From the listing that follows, extract every line and set it down unaltered.

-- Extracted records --

——

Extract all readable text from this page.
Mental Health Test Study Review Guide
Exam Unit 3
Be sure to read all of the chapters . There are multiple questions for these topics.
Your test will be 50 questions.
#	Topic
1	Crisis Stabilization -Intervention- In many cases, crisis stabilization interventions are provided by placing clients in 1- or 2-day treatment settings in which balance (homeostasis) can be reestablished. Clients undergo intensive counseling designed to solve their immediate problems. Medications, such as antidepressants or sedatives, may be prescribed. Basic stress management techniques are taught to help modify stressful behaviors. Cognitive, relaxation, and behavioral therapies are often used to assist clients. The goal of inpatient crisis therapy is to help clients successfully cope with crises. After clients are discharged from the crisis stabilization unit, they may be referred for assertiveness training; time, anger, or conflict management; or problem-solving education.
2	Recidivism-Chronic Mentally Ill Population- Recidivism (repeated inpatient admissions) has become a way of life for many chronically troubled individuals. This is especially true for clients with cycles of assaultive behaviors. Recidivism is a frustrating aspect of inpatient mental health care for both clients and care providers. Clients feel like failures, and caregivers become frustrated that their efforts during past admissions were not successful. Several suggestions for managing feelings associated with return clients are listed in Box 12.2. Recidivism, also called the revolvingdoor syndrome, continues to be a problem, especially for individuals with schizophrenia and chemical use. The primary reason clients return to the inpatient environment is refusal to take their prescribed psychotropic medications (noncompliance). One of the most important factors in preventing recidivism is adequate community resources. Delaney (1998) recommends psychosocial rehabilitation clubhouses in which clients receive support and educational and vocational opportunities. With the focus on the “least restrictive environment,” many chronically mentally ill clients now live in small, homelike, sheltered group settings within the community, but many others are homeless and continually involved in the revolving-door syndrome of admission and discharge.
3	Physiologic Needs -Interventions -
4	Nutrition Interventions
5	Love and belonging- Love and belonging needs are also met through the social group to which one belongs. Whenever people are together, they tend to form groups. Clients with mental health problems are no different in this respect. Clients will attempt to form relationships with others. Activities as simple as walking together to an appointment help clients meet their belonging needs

——

-- Output for this exercise --
Extract all readable text from this page.
Mental Health Test Study Review Guide
Exam Unit 3
Be sure to read all of the chapters . There are multiple questions for these topics.
Your test will be 50 questions.
#	Topic
1	Crisis Stabilization -Intervention- In many cases, crisis stabilization interventions are provided by placing clients in 1- or 2-day treatment settings in which balance (homeostasis) can be reestablished. Clients undergo intensive counseling designed to solve their immediate problems. Medications, such as antidepressants or sedatives, may be prescribed. Basic stress management techniques are taught to help modify stressful behaviors. Cognitive, relaxation, and behavioral therapies are often used to assist clients. The goal of inpatient crisis therapy is to help clients successfully cope with crises. After clients are discharged from the crisis stabilization unit, they may be referred for assertiveness training; time, anger, or conflict management; or problem-solving education.
2	Recidivism-Chronic Mentally Ill Population- Recidivism (repeated inpatient admissions) has become a way of life for many chronically troubled individuals. This is especially true for clients with cycles of assaultive behaviors. Recidivism is a frustrating aspect of inpatient mental health care for both clients and care providers. Clients feel like failures, and caregivers become frustrated that their efforts during past admissions were not successful. Several suggestions for managing feelings associated with return clients are listed in Box 12.2. Recidivism, also called the revolvingdoor syndrome, continues to be a problem, especially for individuals with schizophrenia and chemical use. The primary reason clients return to the inpatient environment is refusal to take their prescribed psychotropic medications (noncompliance). One of the most important factors in preventing recidivism is adequate community resources. Delaney (1998) recommends psychosocial rehabilitation clubhouses in which clients receive support and educational and vocational opportunities. With the focus on the “least restrictive environment,” many chronically mentally ill clients now live in small, homelike, sheltered group settings within the community, but many others are homeless and continually involved in the revolving-door syndrome of admission and discharge.
3	Physiologic Needs -Interventions -
4	Nutrition Interventions
5	Love and belonging- Love and belonging needs are also met through the social group to which one belongs. Whenever people are together, they tend to form groups. Clients with mental health problems are no different in this respect. Clients will attempt to form relationships with others. Activities as simple as walking together to an appointment help clients meet their belonging needs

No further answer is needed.